_What you are asked to do_.
Tally up how many lines in the listing below contain the string "this", and give only the total.

※

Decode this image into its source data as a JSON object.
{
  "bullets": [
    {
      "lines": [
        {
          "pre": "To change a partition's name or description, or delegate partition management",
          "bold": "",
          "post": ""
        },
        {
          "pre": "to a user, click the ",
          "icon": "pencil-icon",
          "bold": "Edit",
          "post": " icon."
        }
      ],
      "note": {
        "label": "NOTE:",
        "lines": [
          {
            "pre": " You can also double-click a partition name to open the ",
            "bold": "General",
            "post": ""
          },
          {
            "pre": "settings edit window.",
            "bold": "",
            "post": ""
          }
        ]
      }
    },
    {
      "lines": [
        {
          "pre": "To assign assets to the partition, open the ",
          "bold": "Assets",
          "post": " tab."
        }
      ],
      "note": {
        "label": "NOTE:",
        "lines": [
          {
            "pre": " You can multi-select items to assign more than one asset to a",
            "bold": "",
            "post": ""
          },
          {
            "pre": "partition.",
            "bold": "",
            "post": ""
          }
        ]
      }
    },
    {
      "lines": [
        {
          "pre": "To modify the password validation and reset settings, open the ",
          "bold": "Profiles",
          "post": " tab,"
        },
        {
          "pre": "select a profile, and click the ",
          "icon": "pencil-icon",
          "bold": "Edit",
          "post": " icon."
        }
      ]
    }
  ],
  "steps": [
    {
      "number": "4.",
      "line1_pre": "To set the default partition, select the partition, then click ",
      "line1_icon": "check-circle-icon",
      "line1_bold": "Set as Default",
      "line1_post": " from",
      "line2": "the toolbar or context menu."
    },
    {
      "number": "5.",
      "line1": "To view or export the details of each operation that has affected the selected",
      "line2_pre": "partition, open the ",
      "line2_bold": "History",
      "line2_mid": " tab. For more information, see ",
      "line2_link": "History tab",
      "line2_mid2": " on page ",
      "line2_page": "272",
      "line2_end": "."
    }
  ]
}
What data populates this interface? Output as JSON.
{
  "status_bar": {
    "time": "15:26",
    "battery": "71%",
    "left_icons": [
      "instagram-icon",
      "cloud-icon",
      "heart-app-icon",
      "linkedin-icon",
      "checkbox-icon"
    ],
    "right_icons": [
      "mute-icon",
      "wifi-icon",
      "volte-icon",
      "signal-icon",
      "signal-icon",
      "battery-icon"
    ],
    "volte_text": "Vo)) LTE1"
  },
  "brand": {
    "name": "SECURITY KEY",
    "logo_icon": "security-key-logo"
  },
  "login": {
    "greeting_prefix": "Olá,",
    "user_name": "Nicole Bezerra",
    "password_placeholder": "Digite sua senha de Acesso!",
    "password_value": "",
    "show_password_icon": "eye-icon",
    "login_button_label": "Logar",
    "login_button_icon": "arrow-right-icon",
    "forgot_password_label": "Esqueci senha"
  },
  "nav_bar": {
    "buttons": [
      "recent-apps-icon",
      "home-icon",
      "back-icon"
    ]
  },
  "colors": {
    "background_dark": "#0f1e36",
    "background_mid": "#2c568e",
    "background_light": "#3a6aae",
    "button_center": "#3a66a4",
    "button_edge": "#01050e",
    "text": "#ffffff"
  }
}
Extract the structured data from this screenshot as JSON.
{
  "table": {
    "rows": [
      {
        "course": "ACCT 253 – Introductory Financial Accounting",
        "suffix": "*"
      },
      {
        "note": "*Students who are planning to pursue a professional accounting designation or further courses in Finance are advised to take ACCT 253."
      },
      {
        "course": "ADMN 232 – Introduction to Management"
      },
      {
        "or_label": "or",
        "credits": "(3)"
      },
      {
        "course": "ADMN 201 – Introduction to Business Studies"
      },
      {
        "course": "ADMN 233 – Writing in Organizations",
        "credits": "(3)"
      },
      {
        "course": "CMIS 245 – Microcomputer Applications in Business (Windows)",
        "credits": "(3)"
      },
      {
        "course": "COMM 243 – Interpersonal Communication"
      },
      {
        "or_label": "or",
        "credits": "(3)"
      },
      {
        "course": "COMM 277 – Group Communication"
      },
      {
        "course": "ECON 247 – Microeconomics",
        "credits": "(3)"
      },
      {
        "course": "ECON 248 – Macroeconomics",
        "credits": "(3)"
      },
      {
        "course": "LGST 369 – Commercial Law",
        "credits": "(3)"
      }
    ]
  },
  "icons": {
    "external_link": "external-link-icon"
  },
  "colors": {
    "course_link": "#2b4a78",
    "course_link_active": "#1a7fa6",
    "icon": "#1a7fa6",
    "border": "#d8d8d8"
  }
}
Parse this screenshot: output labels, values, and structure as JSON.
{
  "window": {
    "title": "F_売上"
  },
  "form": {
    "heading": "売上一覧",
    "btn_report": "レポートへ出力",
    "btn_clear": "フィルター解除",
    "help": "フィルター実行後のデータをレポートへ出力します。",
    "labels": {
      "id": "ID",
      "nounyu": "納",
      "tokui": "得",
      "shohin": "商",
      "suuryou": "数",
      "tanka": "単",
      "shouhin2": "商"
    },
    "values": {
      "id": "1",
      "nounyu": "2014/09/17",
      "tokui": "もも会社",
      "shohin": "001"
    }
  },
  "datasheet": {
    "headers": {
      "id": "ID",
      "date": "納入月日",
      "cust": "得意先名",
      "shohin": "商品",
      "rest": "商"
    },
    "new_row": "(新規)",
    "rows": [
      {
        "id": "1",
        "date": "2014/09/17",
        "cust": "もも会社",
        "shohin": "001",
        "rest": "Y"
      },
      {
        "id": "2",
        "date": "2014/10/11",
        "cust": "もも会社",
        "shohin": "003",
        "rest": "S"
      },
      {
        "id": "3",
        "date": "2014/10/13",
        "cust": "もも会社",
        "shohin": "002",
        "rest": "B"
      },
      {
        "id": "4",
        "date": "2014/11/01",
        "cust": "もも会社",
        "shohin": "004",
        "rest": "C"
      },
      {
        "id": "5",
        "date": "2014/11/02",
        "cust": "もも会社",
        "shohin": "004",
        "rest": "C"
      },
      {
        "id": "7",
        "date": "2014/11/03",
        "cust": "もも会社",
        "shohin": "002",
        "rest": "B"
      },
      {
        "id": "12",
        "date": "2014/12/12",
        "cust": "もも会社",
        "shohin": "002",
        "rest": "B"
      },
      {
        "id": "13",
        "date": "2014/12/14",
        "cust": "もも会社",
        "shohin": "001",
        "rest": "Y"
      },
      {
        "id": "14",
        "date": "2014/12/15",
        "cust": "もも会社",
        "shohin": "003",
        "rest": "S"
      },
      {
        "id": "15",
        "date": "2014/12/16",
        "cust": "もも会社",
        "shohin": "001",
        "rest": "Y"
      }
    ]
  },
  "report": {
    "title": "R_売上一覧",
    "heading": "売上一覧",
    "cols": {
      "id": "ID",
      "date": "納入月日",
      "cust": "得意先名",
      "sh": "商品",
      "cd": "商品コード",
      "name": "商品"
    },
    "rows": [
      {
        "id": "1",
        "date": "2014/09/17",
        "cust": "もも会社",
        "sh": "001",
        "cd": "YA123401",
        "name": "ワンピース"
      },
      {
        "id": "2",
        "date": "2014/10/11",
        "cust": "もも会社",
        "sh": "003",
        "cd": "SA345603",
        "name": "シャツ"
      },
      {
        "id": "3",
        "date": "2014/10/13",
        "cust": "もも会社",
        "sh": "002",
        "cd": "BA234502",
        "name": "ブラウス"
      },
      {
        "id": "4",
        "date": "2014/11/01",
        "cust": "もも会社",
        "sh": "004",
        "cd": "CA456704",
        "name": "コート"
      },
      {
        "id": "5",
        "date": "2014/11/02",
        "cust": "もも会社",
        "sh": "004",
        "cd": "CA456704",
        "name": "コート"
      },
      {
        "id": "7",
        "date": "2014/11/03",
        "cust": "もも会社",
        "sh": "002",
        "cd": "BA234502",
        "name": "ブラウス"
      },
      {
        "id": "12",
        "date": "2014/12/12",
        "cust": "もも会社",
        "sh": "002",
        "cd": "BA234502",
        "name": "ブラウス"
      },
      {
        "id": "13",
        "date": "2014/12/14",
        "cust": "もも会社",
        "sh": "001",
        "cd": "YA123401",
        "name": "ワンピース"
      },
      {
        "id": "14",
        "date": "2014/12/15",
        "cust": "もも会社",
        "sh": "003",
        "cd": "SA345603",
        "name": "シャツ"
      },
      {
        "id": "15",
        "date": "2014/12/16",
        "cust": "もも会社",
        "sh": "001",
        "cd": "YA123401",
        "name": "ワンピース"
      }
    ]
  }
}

※

_Reply_.
4